-------- RECORDED INFORMATION

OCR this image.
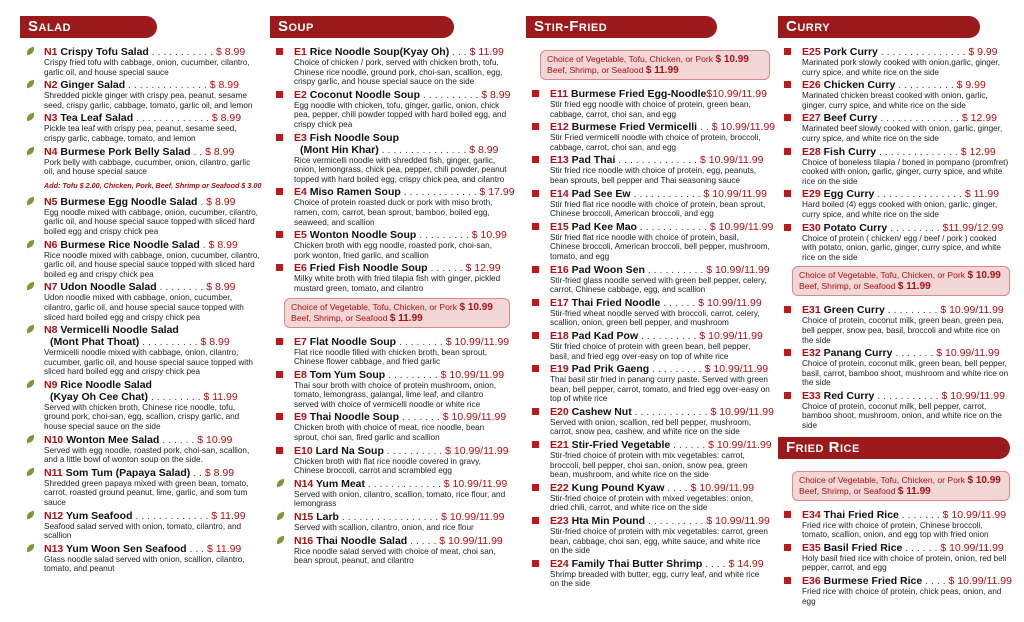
Salad
N1 Crispy Tofu Salad . . . . . . . . . . . $ 8.99
Crispy fried tofu with cabbage, onion, cucumber, cilantro, garlic oil, and house special sauce
N2 Ginger Salad . . . . . . . . . . . . . . $ 8.99
Shredded pickle ginger with crispy pea, peanut, sesame seed, crispy garlic, cabbage, tomato, garlic oil, and lemon
N3 Tea Leaf Salad . . . . . . . . . . . . . $ 8.99
Pickle tea leaf with crispy pea, peanut, sesame seed, crispy garlic, cabbage, tomato, and lemon
N4 Burmese Pork Belly Salad . . $ 8.99
Pork belly with cabbage, cucumber, onion, cilantro, garlic oil, and house special sauce
Add: Tofu $ 2.00, Chicken, Pork, Beef, Shrimp or Seafood $ 3.00
N5 Burmese Egg Noodle Salad . $ 8.99
Egg noodle mixed with cabbage, onion, cucumber, cilantro, garlic oil, and house special sauce topped with sliced hard boiled egg and crispy chick pea
N6 Burmese Rice Noodle Salad . $ 8.99
Rice noodle mixed with cabbage, onion, cucumber, cilantro, garlic oil, and house special sauce topped with sliced hard boiled eg and crispy chick pea
N7 Udon Noodle Salad . . . . . . . . $ 8.99
Udon noodle mixed with cabbage, onion, cucumber, cilantro, garlic oil, and house special sauce topped with sliced hard boiled egg and crispy chick pea
N8 Vermicelli Noodle Salad
(Mont Phat Thoat) . . . . . . . . . . $ 8.99
Vermicelli noodle mixed with cabbage, onion, cilantro, cucumber, garlic oil, and house special sauce topped with sliced hard boiled egg and crispy chick pea
N9 Rice Noodle Salad
(Kyay Oh Cee Chat) . . . . . . . . . $ 11.99
Served with chicken broth, Chinese rice noodle, tofu, ground pork, choi-san, egg, scallion, crispy garlic, and house special sauce on the side
N10 Wonton Mee Salad . . . . . . $ 10.99
Served with egg noodle, roasted pork, choi-san, scallion, and a little bowl of wonton soup on the side.
N11 Som Tum (Papaya Salad) . . $ 8.99
Shredded green papaya mixed with green bean, tomato, carrot, roasted ground peanut, lime, garlic, and som tum sauce
N12 Yum Seafood . . . . . . . . . . . . . $ 11.99
Seafood salad served with onion, tomato, cilantro, and scallion
N13 Yum Woon Sen Seafood . . . $ 11.99
Glass noodle salad served with onion, scallion, cilantro, tomato, and peanut
Soup
E1 Rice Noodle Soup(Kyay Oh) . . . $ 11.99
Choice of chicken / pork, served with chicken broth, tofu, Chinese rice noodle, ground pork, choi-san, scallion, egg, crispy garlic, and house special sauce on the side
E2 Coconut Noodle Soup . . . . . . . . . . $ 8.99
Egg noodle with chicken, tofu, ginger, garlic, onion, chick pea, pepper, chili powder topped with hard boiled egg, and crispy chick pea
E3 Fish Noodle Soup
(Mont Hin Khar) . . . . . . . . . . . . . . . $ 8.99
Rice vermicelli noodle with shredded fish, ginger, garlic, onion, lemongrass, chick pea, pepper, chili powder, peanut topped with hard boiled egg, crispy chick pea, and cilantro
E4 Miso Ramen Soup . . . . . . . . . . . . . $ 17.99
Choice of protein roasted duck or pork with miso broth, ramen, corn, carrot, bean sprout, bamboo, boiled egg, seaweed, and scallion
E5 Wonton Noodle Soup . . . . . . . . . $ 10.99
Chicken broth with egg noodle, roasted pork, choi-san, pork wonton, fried garlic, and scallion
E6 Fried Fish Noodle Soup . . . . . . $ 12.99
Milky white broth with fried tilapia fish with ginger, pickled mustard green, tomato, and cilantro
Choice of Vegetable, Tofu, Chicken, or Pork $ 10.99
Beef, Shrimp, or Seafood $ 11.99
E7 Flat Noodle Soup . . . . . . . . $ 10.99/11.99
Flat rice noodle filled with chicken broth, bean sprout, Chinese flower cabbage, and fried garlic
E8 Tom Yum Soup . . . . . . . . . $ 10.99/11.99
Thai sour broth with choice of protein mushroom, onion, tomato, lemongrass, galangal, lime leaf, and cilantro served with choice of vermicelli noodle or white rice
E9 Thai Noodle Soup . . . . . . . $ 10.99/11.99
Chicken broth with choice of meat, rice noodle, bean sprout, choi san, fired garlic and scallion
E10 Lard Na Soup . . . . . . . . . . $ 10.99/11.99
Chicken broth with flat rice noodle covered in gravy, Chinese broccoli, carrot and scrambled egg
N14 Yum Meat . . . . . . . . . . . . . $ 10.99/11.99
Served with onion, cilantro, scallion, tomato, rice flour, and lemongrass
N15 Larb . . . . . . . . . . . . . . . . . $ 10.99/11.99
Served with scallion, cilantro, onion, and rice flour
N16 Thai Noodle Salad . . . . . $ 10.99/11.99
Rice noodle salad served with choice of meat, choi san, bean sprout, peanut, and cilantro
Stir-Fried
Choice of Vegetable, Tofu, Chicken, or Pork $ 10.99
Beef, Shrimp, or Seafood $ 11.99
E11 Burmese Fried Egg-Noodle$10.99/11.99
Stir fried egg noodle with choice of protein, green bean, cabbage, carrot, choi san, and egg
E12 Burmese Fried Vermicelli . . $ 10.99/11.99
Stir Fried vermicelli noodle with choice of protein, broccoli, cabbage, carrot, choi san, and egg
E13 Pad Thai . . . . . . . . . . . . . . $ 10.99/11.99
Stir fried rice noodle with choice of protein, egg, peanuts, bean sprouts, bell pepper and Thai seasoning sauce
E14 Pad See Ew . . . . . . . . . . . . $ 10.99/11.99
Stir fried flat rice noodle with choice of protein, bean sprout, Chinese broccoli, American broccoli, and egg
E15 Pad Kee Mao . . . . . . . . . . . . $ 10.99/11.99
Stir fried flat rice noodle with choice of protein, basil, Chinese broccoli, American broccoli, bell pepper, mushroom, tomato, and egg
E16 Pad Woon Sen . . . . . . . . . . $ 10.99/11.99
Stir-fried glass noodle served with green bell pepper, celery, carrot, Chinese cabbage, egg, and scallion
E17 Thai Fried Noodle . . . . . . $ 10.99/11.99
Stir-fried wheat noodle served with broccoli, carrot, celery, scallion, onion, green bell pepper, and mushroom
E18 Pad Kad Pow . . . . . . . . . . $ 10.99/11.99
Stir fried choice of protein with green bean, bell pepper, basil, and fried egg over-easy on top of white rice
E19 Pad Prik Gaeng . . . . . . . . . $ 10.99/11.99
Thai basil stir fried in panang curry paste. Served with green bean, bell pepper, carrot, tomato, and fried egg over-easy on top of white rice
E20 Cashew Nut . . . . . . . . . . . . . $ 10.99/11.99
Served with onion, scallion, red bell pepper, mushroom, carrot, snow pea, cashew, and white rice on the side
E21 Stir-Fried Vegetable . . . . . . $ 10.99/11.99
Stir-fried choice of protein with mix vegetables: carrot, broccoli, bell pepper, choi san, onion, snow pea, green bean, mushroom, and white rice on the side
E22 Kung Pound Kyaw . . . . $ 10.99/11.99
Stir-fried choice of protein with mixed vegetables: onion, dried chili, carrot, and white rice on the side
E23 Hta Min Pound . . . . . . . . . . $ 10.99/11.99
Stir-fried choice of protein with mix vegetables: carrot, green bean, cabbage, choi san, egg, white sauce, and white rice on the side
E24 Family Thai Butter Shrimp . . . . $ 14.99
Shrimp breaded with butter, egg, curry leaf, and white rice on the side
Curry
E25 Pork Curry . . . . . . . . . . . . . . . $ 9.99
Marinated pork slowly cooked with onion,garlic, ginger, curry spice, and white rice on the side
E26 Chicken Curry . . . . . . . . . . $ 9.99
Marinated chicken breast cooked with onion, garlic, ginger, curry spice, and white rice on the side
E27 Beef Curry . . . . . . . . . . . . . . $ 12.99
Marinated beef slowly cooked with onion, garlic, ginger, curry spice, and white rice on the side
E28 Fish Curry . . . . . . . . . . . . . . $ 12.99
Choice of boneless tilapia / boned in pompano (promfret) cooked with onion, garlic, ginger, curry spice, and white rice on the side
E29 Egg Curry . . . . . . . . . . . . . . . $ 11.99
Hard boiled (4) eggs cooked with onion, garlic, ginger, curry spice, and white rice on the side
E30 Potato Curry . . . . . . . . . $11.99/12.99
Choice of protein ( chicken/ egg / beef / pork ) cooked with potato, onion, garlic, ginger, curry spice, and white rice on the side
Choice of Vegetable, Tofu, Chicken, or Pork $ 10.99
Beef, Shrimp, or Seafood $ 11.99
E31 Green Curry . . . . . . . . . $ 10.99/11.99
Choice of protein, coconut milk, green bean, green pea, bell pepper, snow pea, basil, broccoli and white rice on the side
E32 Panang Curry . . . . . . . $ 10.99/11.99
Choice of protein, coconut milk, green bean, bell pepper, basil, carrot, bamboo shoot, mushroom and white rice on the side
E33 Red Curry . . . . . . . . . . . $ 10.99/11.99
Choice of protein, coconut milk, bell pepper, carrot, bamboo shoot, mushroom, onion, and white rice on the side
Fried Rice
Choice of Vegetable, Tofu, Chicken, or Pork $ 10.99
Beef, Shrimp, or Seafood $ 11.99
E34 Thai Fried Rice . . . . . . . $ 10.99/11.99
Fried rice with choice of protein, Chinese broccoli, tomato, scallion, onion, and egg top with fried onion
E35 Basil Fried Rice . . . . . . $ 10.99/11.99
Holy basil fried rice with choice of protein, onion, red bell pepper, carrot, and egg
E36 Burmese Fried Rice . . . . $ 10.99/11.99
Fried rice with choice of protein, chick peas, onion, and egg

----------------

> _TASK ITEM_:
Collect every line from the records above that contains the word "lime".

> _WRITTEN REPLY_:
Shredded green papaya mixed with green bean, tomato, carrot, roasted ground peanut, lime, garlic, and som tum sauce
Thai sour broth with choice of protein mushroom, onion, tomato, lemongrass, galangal, lime leaf, and cilantro served with choice of vermicelli noodle or white rice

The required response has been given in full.